= Problem description =
Reproduce all entries precisely, down to the last character.
# # #
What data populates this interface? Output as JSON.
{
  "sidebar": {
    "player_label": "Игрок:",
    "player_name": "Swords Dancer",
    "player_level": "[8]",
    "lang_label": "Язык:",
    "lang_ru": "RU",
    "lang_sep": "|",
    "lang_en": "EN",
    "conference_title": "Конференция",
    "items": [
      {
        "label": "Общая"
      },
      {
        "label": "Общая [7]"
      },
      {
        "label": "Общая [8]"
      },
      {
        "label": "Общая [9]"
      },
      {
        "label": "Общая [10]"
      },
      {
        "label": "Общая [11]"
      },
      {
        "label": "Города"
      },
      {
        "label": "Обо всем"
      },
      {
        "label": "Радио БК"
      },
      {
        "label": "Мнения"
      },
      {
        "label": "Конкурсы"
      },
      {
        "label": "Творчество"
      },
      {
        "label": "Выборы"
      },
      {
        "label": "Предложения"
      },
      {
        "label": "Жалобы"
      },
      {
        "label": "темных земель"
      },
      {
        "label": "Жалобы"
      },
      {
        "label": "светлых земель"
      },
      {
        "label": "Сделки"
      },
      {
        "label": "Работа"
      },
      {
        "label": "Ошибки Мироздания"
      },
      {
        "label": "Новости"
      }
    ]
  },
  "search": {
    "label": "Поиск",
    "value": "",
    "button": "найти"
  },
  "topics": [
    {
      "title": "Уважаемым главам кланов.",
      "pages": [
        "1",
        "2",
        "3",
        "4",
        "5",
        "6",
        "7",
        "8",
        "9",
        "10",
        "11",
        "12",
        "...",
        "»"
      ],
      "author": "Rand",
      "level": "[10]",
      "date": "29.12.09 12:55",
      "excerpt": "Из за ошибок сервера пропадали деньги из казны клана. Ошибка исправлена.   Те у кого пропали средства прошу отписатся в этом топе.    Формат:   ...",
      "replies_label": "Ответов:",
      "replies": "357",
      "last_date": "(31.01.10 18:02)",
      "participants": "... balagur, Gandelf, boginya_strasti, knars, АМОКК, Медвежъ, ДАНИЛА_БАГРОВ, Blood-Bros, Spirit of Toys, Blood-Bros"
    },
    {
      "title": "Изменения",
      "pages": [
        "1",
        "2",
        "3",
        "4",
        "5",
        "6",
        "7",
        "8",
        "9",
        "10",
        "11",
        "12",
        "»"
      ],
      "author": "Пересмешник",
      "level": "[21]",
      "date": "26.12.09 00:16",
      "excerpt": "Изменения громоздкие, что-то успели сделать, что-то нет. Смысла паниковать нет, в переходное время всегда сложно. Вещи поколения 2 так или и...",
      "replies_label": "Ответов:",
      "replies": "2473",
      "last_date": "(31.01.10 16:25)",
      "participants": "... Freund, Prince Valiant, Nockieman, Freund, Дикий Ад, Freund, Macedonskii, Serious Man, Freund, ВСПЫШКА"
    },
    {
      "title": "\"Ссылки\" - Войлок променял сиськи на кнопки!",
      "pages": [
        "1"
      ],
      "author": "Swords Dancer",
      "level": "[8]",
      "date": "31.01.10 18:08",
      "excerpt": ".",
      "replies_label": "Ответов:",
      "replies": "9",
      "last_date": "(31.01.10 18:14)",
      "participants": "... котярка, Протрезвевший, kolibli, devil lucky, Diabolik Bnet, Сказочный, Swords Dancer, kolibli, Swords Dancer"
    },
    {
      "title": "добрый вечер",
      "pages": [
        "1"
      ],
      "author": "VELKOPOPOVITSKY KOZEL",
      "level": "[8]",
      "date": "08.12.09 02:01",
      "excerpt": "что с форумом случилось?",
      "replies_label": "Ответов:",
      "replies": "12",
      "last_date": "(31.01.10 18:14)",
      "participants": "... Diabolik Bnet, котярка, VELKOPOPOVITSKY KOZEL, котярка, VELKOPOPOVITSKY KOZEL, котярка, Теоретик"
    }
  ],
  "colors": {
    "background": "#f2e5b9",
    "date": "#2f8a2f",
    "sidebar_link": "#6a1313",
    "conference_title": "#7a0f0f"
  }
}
# # #
= Task answer =
What data populates this interface? Output as JSON.
{
  "sidebar": {
    "player_label": "Игрок:",
    "player_name": "Swords Dancer",
    "player_level": "[8]",
    "lang_label": "Язык:",
    "lang_ru": "RU",
    "lang_sep": "|",
    "lang_en": "EN",
    "conference_title": "Конференция",
    "items": [
      {
        "label": "Общая"
      },
      {
        "label": "Общая [7]"
      },
      {
        "label": "Общая [8]"
      },
      {
        "label": "Общая [9]"
      },
      {
        "label": "Общая [10]"
      },
      {
        "label": "Общая [11]"
      },
      {
        "label": "Города"
      },
      {
        "label": "Обо всем"
      },
      {
        "label": "Радио БК"
      },
      {
        "label": "Мнения"
      },
      {
        "label": "Конкурсы"
      },
      {
        "label": "Творчество"
      },
      {
        "label": "Выборы"
      },
      {
        "label": "Предложения"
      },
      {
        "label": "Жалобы"
      },
      {
        "label": "темных земель"
      },
      {
        "label": "Жалобы"
      },
      {
        "label": "светлых земель"
      },
      {
        "label": "Сделки"
      },
      {
        "label": "Работа"
      },
      {
        "label": "Ошибки Мироздания"
      },
      {
        "label": "Новости"
      }
    ]
  },
  "search": {
    "label": "Поиск",
    "value": "",
    "button": "найти"
  },
  "topics": [
    {
      "title": "Уважаемым главам кланов.",
      "pages": [
        "1",
        "2",
        "3",
        "4",
        "5",
        "6",
        "7",
        "8",
        "9",
        "10",
        "11",
        "12",
        "...",
        "»"
      ],
      "author": "Rand",
      "level": "[10]",
      "date": "29.12.09 12:55",
      "excerpt": "Из за ошибок сервера пропадали деньги из казны клана. Ошибка исправлена.   Те у кого пропали средства прошу отписатся в этом топе.    Формат:   ...",
      "replies_label": "Ответов:",
      "replies": "357",
      "last_date": "(31.01.10 18:02)",
      "participants": "... balagur, Gandelf, boginya_strasti, knars, АМОКК, Медвежъ, ДАНИЛА_БАГРОВ, Blood-Bros, Spirit of Toys, Blood-Bros"
    },
    {
      "title": "Изменения",
      "pages": [
        "1",
        "2",
        "3",
        "4",
        "5",
        "6",
        "7",
        "8",
        "9",
        "10",
        "11",
        "12",
        "»"
      ],
      "author": "Пересмешник",
      "level": "[21]",
      "date": "26.12.09 00:16",
      "excerpt": "Изменения громоздкие, что-то успели сделать, что-то нет. Смысла паниковать нет, в переходное время всегда сложно. Вещи поколения 2 так или и...",
      "replies_label": "Ответов:",
      "replies": "2473",
      "last_date": "(31.01.10 16:25)",
      "participants": "... Freund, Prince Valiant, Nockieman, Freund, Дикий Ад, Freund, Macedonskii, Serious Man, Freund, ВСПЫШКА"
    },
    {
      "title": "\"Ссылки\" - Войлок променял сиськи на кнопки!",
      "pages": [
        "1"
      ],
      "author": "Swords Dancer",
      "level": "[8]",
      "date": "31.01.10 18:08",
      "excerpt": ".",
      "replies_label": "Ответов:",
      "replies": "9",
      "last_date": "(31.01.10 18:14)",
      "participants": "... котярка, Протрезвевший, kolibli, devil lucky, Diabolik Bnet, Сказочный, Swords Dancer, kolibli, Swords Dancer"
    },
    {
      "title": "добрый вечер",
      "pages": [
        "1"
      ],
      "author": "VELKOPOPOVITSKY KOZEL",
      "level": "[8]",
      "date": "08.12.09 02:01",
      "excerpt": "что с форумом случилось?",
      "replies_label": "Ответов:",
      "replies": "12",
      "last_date": "(31.01.10 18:14)",
      "participants": "... Diabolik Bnet, котярка, VELKOPOPOVITSKY KOZEL, котярка, VELKOPOPOVITSKY KOZEL, котярка, Теоретик"
    }
  ],
  "colors": {
    "background": "#f2e5b9",
    "date": "#2f8a2f",
    "sidebar_link": "#6a1313",
    "conference_title": "#7a0f0f"
  }
}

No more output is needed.